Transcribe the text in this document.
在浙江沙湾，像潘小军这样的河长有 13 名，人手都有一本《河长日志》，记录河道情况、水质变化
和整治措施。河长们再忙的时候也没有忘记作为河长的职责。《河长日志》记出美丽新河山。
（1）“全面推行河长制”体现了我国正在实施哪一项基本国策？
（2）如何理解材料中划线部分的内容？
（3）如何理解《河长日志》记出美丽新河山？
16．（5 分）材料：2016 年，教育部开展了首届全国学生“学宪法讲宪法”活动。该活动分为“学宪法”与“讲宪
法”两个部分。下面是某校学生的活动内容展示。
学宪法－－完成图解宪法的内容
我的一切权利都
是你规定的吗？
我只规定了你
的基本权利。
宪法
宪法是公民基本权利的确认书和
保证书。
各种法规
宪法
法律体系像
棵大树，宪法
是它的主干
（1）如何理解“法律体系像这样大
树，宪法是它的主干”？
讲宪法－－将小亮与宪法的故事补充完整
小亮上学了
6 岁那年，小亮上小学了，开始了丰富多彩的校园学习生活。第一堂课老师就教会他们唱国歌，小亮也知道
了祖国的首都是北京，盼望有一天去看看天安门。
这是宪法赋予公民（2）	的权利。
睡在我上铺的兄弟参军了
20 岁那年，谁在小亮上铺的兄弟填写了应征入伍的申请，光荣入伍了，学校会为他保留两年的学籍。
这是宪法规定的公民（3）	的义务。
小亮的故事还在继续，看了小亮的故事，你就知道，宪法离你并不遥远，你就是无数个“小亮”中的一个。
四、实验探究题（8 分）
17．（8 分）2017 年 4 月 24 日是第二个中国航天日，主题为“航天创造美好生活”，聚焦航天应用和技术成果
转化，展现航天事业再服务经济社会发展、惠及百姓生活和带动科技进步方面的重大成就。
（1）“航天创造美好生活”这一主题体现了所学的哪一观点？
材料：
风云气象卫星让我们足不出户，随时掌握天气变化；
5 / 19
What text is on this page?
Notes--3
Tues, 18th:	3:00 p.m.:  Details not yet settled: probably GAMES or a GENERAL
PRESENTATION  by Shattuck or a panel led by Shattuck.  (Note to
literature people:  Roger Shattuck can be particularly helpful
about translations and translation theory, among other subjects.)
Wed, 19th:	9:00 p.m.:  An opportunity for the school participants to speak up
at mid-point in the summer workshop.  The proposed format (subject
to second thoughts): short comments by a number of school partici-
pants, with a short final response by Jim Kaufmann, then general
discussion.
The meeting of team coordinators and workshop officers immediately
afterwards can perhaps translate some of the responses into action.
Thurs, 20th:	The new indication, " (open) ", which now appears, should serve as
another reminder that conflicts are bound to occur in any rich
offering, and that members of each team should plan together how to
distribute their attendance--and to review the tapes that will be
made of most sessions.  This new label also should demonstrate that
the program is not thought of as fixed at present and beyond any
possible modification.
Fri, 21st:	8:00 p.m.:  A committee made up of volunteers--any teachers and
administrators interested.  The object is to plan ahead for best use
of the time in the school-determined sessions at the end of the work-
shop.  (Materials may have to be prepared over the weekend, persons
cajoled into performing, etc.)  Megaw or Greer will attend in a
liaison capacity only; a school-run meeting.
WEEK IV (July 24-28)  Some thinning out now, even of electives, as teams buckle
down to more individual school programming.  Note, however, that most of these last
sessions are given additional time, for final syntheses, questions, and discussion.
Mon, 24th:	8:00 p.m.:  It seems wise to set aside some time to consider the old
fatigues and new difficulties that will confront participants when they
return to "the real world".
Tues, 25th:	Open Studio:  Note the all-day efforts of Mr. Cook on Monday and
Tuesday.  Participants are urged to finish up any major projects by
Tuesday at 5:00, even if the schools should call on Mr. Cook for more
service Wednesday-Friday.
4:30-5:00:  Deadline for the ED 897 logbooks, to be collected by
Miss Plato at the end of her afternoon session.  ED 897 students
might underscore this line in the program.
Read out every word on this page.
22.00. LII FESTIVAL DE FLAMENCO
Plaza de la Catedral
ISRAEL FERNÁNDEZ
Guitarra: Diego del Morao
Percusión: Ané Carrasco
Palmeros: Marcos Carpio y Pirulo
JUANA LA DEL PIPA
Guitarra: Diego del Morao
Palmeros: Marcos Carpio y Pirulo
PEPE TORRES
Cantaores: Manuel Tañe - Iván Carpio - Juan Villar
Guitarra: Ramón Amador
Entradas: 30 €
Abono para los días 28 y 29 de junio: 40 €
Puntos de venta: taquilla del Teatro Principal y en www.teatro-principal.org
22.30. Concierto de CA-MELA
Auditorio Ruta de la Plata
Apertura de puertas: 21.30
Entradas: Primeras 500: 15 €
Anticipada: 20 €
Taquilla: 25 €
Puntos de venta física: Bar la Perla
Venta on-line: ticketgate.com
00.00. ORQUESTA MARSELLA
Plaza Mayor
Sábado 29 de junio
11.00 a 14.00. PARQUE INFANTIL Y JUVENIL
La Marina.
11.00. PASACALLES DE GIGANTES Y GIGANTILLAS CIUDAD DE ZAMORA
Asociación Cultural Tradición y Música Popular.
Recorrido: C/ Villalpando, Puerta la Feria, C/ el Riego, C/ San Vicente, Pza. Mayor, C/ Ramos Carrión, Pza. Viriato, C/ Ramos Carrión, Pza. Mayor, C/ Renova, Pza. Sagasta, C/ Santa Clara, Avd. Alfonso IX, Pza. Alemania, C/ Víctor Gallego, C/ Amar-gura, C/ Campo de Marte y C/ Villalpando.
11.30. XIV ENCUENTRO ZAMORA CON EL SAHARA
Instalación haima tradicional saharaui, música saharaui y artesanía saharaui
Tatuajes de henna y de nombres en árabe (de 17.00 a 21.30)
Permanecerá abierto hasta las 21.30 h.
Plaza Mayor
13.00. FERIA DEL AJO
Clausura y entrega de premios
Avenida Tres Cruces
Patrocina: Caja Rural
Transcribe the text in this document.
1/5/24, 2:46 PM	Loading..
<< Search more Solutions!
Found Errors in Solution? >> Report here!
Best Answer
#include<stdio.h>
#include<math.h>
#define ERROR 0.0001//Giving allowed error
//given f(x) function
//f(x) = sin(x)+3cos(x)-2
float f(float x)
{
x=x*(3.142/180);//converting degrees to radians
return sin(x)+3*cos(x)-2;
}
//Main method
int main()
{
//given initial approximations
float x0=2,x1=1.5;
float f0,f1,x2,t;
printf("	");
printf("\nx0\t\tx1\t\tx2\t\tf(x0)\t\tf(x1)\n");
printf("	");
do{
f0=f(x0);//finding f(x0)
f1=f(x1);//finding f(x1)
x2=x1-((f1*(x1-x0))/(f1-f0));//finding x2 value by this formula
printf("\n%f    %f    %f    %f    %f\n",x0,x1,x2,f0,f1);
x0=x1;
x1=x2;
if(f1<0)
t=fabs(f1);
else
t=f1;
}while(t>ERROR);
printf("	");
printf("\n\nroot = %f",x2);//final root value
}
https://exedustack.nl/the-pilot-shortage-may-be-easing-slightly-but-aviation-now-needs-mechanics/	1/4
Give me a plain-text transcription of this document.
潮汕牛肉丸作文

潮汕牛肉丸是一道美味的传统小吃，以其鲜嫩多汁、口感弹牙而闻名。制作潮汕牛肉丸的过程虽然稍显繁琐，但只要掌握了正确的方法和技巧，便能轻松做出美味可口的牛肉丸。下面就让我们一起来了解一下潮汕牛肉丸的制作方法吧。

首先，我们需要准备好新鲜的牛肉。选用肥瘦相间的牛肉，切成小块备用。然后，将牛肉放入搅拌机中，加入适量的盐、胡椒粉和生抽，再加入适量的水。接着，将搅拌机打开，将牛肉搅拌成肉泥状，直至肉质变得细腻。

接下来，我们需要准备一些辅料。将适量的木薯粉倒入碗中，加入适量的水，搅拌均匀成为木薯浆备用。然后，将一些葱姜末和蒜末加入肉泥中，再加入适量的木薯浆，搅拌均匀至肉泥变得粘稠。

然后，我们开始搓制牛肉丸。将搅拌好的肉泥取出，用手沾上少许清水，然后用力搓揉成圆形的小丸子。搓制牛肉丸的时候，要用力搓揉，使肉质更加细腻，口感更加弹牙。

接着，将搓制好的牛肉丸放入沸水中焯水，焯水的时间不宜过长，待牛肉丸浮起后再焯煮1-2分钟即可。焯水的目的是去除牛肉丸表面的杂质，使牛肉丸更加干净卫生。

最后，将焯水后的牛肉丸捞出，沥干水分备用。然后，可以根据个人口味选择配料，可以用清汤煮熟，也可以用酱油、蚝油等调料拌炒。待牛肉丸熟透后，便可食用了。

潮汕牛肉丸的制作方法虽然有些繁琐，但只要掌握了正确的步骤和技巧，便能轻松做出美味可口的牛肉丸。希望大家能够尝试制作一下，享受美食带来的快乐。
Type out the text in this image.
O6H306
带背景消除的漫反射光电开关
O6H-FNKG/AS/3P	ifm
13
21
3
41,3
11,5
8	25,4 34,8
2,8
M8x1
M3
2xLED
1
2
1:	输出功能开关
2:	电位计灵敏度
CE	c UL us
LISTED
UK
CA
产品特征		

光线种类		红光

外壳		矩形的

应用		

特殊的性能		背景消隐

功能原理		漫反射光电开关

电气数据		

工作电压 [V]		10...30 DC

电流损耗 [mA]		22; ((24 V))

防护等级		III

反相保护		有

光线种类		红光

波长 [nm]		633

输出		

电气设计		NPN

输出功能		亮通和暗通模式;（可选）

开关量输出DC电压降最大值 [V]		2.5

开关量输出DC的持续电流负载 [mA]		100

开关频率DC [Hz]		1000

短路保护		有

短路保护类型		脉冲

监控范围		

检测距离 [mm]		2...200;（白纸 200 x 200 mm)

--- --- ---

Required work: Check each line of the entries for the string "should". Copy the lines that have it.

Finished answer:
Thurs, 20th:	The new indication, " (open) ", which now appears, should serve as
offering, and that members of each team should plan together how to
made of most sessions.  This new label also should demonstrate that
Tuesday at 5:00, even if the schools should call on Mr. Cook for more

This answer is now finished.